Return all of the data exactly as given.

[A block of data]

-*-

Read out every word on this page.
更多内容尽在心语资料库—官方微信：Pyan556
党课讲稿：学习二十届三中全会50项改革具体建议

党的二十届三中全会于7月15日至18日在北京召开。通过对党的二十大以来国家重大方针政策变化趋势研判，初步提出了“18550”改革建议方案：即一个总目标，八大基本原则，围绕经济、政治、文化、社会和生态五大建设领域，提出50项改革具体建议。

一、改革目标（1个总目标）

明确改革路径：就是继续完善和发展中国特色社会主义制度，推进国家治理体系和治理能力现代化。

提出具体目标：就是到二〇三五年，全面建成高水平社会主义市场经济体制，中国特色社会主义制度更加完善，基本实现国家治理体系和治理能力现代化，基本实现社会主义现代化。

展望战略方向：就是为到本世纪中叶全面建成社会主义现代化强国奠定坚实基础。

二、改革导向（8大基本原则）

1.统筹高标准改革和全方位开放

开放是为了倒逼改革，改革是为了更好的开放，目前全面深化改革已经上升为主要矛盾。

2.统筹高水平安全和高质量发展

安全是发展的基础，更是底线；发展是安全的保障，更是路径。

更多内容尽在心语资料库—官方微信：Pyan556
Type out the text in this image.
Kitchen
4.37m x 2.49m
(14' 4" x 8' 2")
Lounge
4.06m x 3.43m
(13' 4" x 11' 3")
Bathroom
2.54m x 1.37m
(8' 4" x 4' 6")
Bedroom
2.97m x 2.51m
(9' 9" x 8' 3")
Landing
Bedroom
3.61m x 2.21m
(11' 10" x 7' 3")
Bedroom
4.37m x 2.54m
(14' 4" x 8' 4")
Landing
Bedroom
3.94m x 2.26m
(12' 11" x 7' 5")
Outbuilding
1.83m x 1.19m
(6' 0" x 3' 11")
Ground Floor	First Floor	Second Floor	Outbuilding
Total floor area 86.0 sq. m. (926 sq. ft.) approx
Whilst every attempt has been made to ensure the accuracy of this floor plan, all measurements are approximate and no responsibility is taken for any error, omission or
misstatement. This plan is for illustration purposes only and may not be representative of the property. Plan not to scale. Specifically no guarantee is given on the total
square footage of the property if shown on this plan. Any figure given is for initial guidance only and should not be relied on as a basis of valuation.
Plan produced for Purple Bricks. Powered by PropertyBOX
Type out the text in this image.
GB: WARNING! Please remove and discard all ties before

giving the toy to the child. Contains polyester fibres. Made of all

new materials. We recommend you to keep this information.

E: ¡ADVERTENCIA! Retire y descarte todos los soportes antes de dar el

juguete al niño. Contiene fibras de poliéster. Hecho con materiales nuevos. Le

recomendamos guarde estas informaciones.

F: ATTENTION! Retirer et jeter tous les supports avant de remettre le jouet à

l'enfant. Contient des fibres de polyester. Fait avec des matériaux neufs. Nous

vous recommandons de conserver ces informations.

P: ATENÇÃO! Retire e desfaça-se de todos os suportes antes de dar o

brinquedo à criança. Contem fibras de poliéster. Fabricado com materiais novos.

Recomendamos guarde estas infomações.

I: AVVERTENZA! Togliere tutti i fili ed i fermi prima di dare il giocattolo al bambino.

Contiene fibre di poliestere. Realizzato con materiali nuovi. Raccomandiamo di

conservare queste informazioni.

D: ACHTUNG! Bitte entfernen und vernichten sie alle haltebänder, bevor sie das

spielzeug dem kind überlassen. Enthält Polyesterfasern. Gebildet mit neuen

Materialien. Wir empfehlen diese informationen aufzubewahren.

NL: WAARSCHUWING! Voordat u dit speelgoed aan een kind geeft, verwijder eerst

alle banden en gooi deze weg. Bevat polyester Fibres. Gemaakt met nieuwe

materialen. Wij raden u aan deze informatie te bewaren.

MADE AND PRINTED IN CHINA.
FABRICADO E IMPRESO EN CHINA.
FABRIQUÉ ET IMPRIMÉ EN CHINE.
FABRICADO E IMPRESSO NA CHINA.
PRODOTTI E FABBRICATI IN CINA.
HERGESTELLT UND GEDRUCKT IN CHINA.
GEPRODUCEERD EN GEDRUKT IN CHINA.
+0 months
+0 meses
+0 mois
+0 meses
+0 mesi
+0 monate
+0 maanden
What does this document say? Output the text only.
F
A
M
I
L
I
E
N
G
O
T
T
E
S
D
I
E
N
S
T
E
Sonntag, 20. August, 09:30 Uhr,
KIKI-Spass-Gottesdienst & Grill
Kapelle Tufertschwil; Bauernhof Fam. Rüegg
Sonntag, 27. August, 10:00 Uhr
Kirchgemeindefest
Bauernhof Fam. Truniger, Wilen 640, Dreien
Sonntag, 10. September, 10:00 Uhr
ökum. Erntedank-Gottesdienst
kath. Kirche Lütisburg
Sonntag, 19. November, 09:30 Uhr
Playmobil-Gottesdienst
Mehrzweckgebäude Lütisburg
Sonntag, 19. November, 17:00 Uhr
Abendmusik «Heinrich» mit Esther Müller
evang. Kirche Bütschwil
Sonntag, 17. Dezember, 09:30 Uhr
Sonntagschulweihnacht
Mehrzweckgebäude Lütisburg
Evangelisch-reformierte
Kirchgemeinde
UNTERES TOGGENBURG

-*-

- REPLY
Read out every word on this page.
更多内容尽在心语资料库—官方微信：Pyan556
党课讲稿：学习二十届三中全会50项改革具体建议

党的二十届三中全会于7月15日至18日在北京召开。通过对党的二十大以来国家重大方针政策变化趋势研判，初步提出了“18550”改革建议方案：即一个总目标，八大基本原则，围绕经济、政治、文化、社会和生态五大建设领域，提出50项改革具体建议。

一、改革目标（1个总目标）

明确改革路径：就是继续完善和发展中国特色社会主义制度，推进国家治理体系和治理能力现代化。

提出具体目标：就是到二〇三五年，全面建成高水平社会主义市场经济体制，中国特色社会主义制度更加完善，基本实现国家治理体系和治理能力现代化，基本实现社会主义现代化。

展望战略方向：就是为到本世纪中叶全面建成社会主义现代化强国奠定坚实基础。

二、改革导向（8大基本原则）

1.统筹高标准改革和全方位开放

开放是为了倒逼改革，改革是为了更好的开放，目前全面深化改革已经上升为主要矛盾。

2.统筹高水平安全和高质量发展

安全是发展的基础，更是底线；发展是安全的保障，更是路径。

更多内容尽在心语资料库—官方微信：Pyan556
Type out the text in this image.
Kitchen
4.37m x 2.49m
(14' 4" x 8' 2")
Lounge
4.06m x 3.43m
(13' 4" x 11' 3")
Bathroom
2.54m x 1.37m
(8' 4" x 4' 6")
Bedroom
2.97m x 2.51m
(9' 9" x 8' 3")
Landing
Bedroom
3.61m x 2.21m
(11' 10" x 7' 3")
Bedroom
4.37m x 2.54m
(14' 4" x 8' 4")
Landing
Bedroom
3.94m x 2.26m
(12' 11" x 7' 5")
Outbuilding
1.83m x 1.19m
(6' 0" x 3' 11")
Ground Floor	First Floor	Second Floor	Outbuilding
Total floor area 86.0 sq. m. (926 sq. ft.) approx
Whilst every attempt has been made to ensure the accuracy of this floor plan, all measurements are approximate and no responsibility is taken for any error, omission or
misstatement. This plan is for illustration purposes only and may not be representative of the property. Plan not to scale. Specifically no guarantee is given on the total
square footage of the property if shown on this plan. Any figure given is for initial guidance only and should not be relied on as a basis of valuation.
Plan produced for Purple Bricks. Powered by PropertyBOX
Type out the text in this image.
GB: WARNING! Please remove and discard all ties before

giving the toy to the child. Contains polyester fibres. Made of all

new materials. We recommend you to keep this information.

E: ¡ADVERTENCIA! Retire y descarte todos los soportes antes de dar el

juguete al niño. Contiene fibras de poliéster. Hecho con materiales nuevos. Le

recomendamos guarde estas informaciones.

F: ATTENTION! Retirer et jeter tous les supports avant de remettre le jouet à

l'enfant. Contient des fibres de polyester. Fait avec des matériaux neufs. Nous

vous recommandons de conserver ces informations.

P: ATENÇÃO! Retire e desfaça-se de todos os suportes antes de dar o

brinquedo à criança. Contem fibras de poliéster. Fabricado com materiais novos.

Recomendamos guarde estas infomações.

I: AVVERTENZA! Togliere tutti i fili ed i fermi prima di dare il giocattolo al bambino.

Contiene fibre di poliestere. Realizzato con materiali nuovi. Raccomandiamo di

conservare queste informazioni.

D: ACHTUNG! Bitte entfernen und vernichten sie alle haltebänder, bevor sie das

spielzeug dem kind überlassen. Enthält Polyesterfasern. Gebildet mit neuen

Materialien. Wir empfehlen diese informationen aufzubewahren.

NL: WAARSCHUWING! Voordat u dit speelgoed aan een kind geeft, verwijder eerst

alle banden en gooi deze weg. Bevat polyester Fibres. Gemaakt met nieuwe

materialen. Wij raden u aan deze informatie te bewaren.

MADE AND PRINTED IN CHINA.
FABRICADO E IMPRESO EN CHINA.
FABRIQUÉ ET IMPRIMÉ EN CHINE.
FABRICADO E IMPRESSO NA CHINA.
PRODOTTI E FABBRICATI IN CINA.
HERGESTELLT UND GEDRUCKT IN CHINA.
GEPRODUCEERD EN GEDRUKT IN CHINA.
+0 months
+0 meses
+0 mois
+0 meses
+0 mesi
+0 monate
+0 maanden
What does this document say? Output the text only.
F
A
M
I
L
I
E
N
G
O
T
T
E
S
D
I
E
N
S
T
E
Sonntag, 20. August, 09:30 Uhr,
KIKI-Spass-Gottesdienst & Grill
Kapelle Tufertschwil; Bauernhof Fam. Rüegg
Sonntag, 27. August, 10:00 Uhr
Kirchgemeindefest
Bauernhof Fam. Truniger, Wilen 640, Dreien
Sonntag, 10. September, 10:00 Uhr
ökum. Erntedank-Gottesdienst
kath. Kirche Lütisburg
Sonntag, 19. November, 09:30 Uhr
Playmobil-Gottesdienst
Mehrzweckgebäude Lütisburg
Sonntag, 19. November, 17:00 Uhr
Abendmusik «Heinrich» mit Esther Müller
evang. Kirche Bütschwil
Sonntag, 17. Dezember, 09:30 Uhr
Sonntagschulweihnacht
Mehrzweckgebäude Lütisburg
Evangelisch-reformierte
Kirchgemeinde
UNTERES TOGGENBURG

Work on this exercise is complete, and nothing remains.